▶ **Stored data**
= = = = = = =
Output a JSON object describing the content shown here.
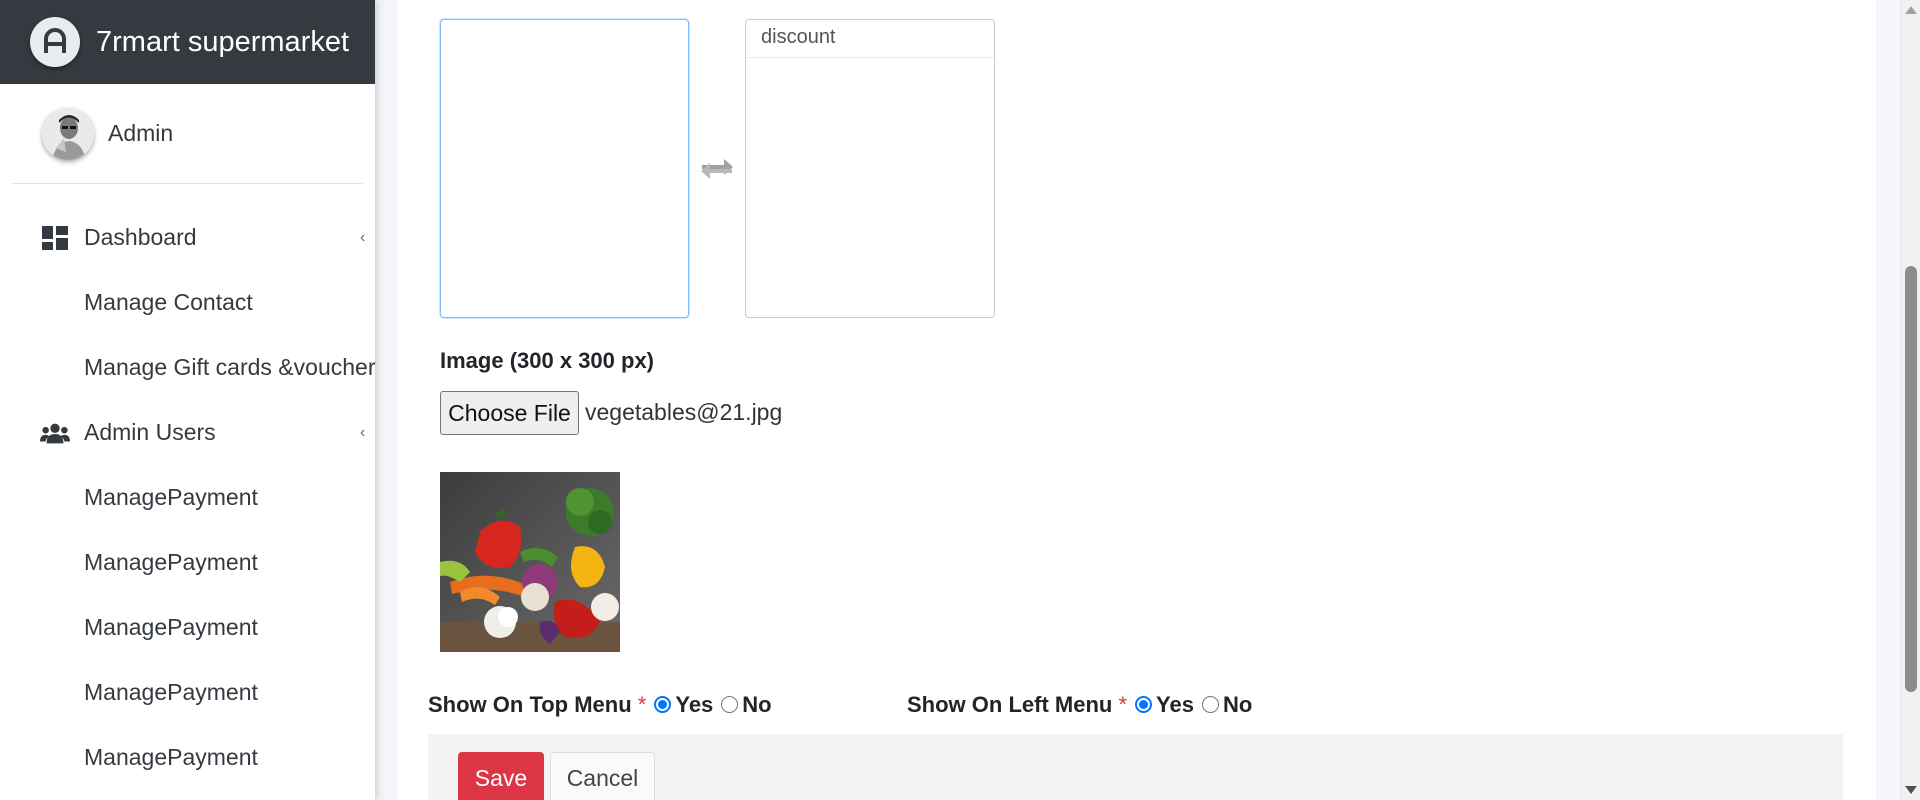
{
  "brand": {
    "name": "7rmart supermarket"
  },
  "user": {
    "name": "Admin"
  },
  "sidebar": {
    "items": [
      {
        "label": "Dashboard",
        "icon": "dashboard-icon",
        "has_caret": true
      },
      {
        "label": "Manage Contact"
      },
      {
        "label": "Manage Gift cards &voucher"
      },
      {
        "label": "Admin Users",
        "icon": "users-icon",
        "has_caret": true
      },
      {
        "label": "ManagePayment"
      },
      {
        "label": "ManagePayment"
      },
      {
        "label": "ManagePayment"
      },
      {
        "label": "ManagePayment"
      },
      {
        "label": "ManagePayment"
      }
    ]
  },
  "form": {
    "selected_list": [],
    "available_list": [
      "discount"
    ],
    "image_label": "Image (300 x 300 px)",
    "choose_file_label": "Choose File",
    "file_name": "vegetables@21.jpg",
    "top_menu": {
      "label": "Show On Top Menu",
      "required": "*",
      "yes": "Yes",
      "no": "No",
      "value": "Yes"
    },
    "left_menu": {
      "label": "Show On Left Menu",
      "required": "*",
      "yes": "Yes",
      "no": "No",
      "value": "Yes"
    },
    "save_label": "Save",
    "cancel_label": "Cancel"
  },
  "colors": {
    "brand_bg": "#343a40",
    "danger": "#dc3545",
    "focus": "#80bdff",
    "radio": "#0075ff"
  }
}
= = = = = = =
▶ **Given request**
Search the preceding listing for "icon" and extract every line where it is found.

▶ **Exercise solution**
        "icon": "dashboard-icon",
        "icon": "users-icon",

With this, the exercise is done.